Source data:
>> start

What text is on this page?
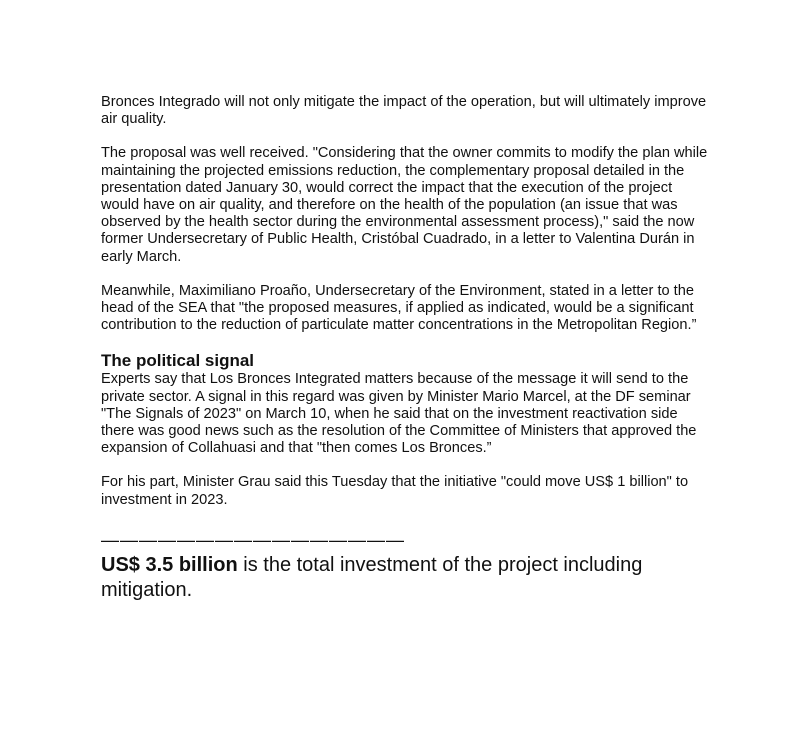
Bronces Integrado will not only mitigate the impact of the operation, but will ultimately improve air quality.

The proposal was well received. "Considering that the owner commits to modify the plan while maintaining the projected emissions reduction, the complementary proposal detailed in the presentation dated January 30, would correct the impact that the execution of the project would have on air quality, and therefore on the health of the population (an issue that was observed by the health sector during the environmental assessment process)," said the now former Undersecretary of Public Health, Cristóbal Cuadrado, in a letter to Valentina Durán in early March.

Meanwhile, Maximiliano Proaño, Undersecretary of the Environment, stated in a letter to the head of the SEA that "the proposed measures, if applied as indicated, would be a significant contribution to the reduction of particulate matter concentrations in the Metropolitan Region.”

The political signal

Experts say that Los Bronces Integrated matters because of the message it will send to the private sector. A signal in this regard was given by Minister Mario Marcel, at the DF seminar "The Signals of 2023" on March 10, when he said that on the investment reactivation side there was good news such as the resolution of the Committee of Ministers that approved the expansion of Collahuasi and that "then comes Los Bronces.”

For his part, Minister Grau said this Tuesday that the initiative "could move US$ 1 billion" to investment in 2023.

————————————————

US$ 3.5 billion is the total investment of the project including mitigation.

>> end
>> start

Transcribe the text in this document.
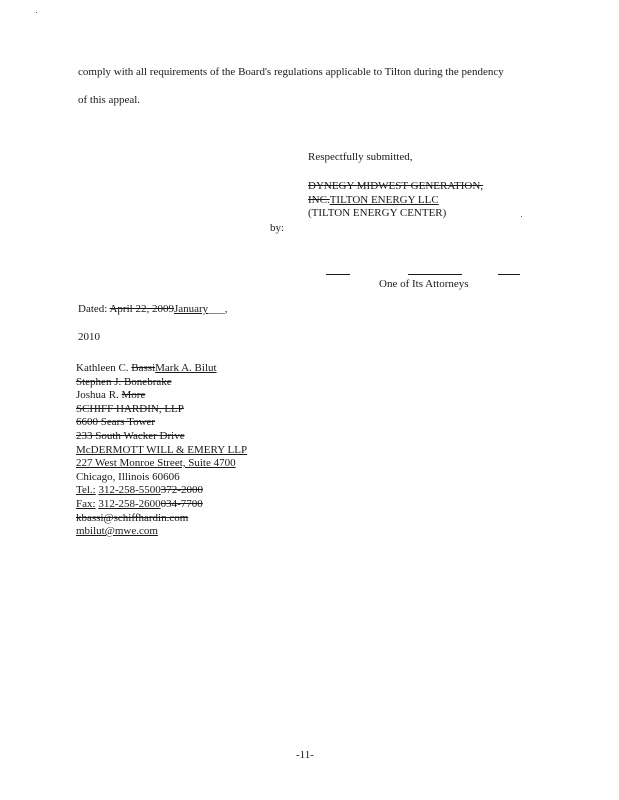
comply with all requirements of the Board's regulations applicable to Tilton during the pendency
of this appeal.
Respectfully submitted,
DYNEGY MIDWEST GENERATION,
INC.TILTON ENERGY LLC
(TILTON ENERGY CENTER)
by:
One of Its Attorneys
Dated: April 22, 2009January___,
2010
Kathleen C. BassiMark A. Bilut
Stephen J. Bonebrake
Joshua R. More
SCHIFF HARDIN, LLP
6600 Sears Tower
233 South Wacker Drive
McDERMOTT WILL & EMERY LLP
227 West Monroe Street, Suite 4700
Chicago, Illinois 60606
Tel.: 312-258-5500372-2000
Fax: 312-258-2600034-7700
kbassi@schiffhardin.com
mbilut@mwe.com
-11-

>> end

Locate each line containing the string "text" and show it.

— Full answer —
What text is on this page?
Transcribe the text in this document.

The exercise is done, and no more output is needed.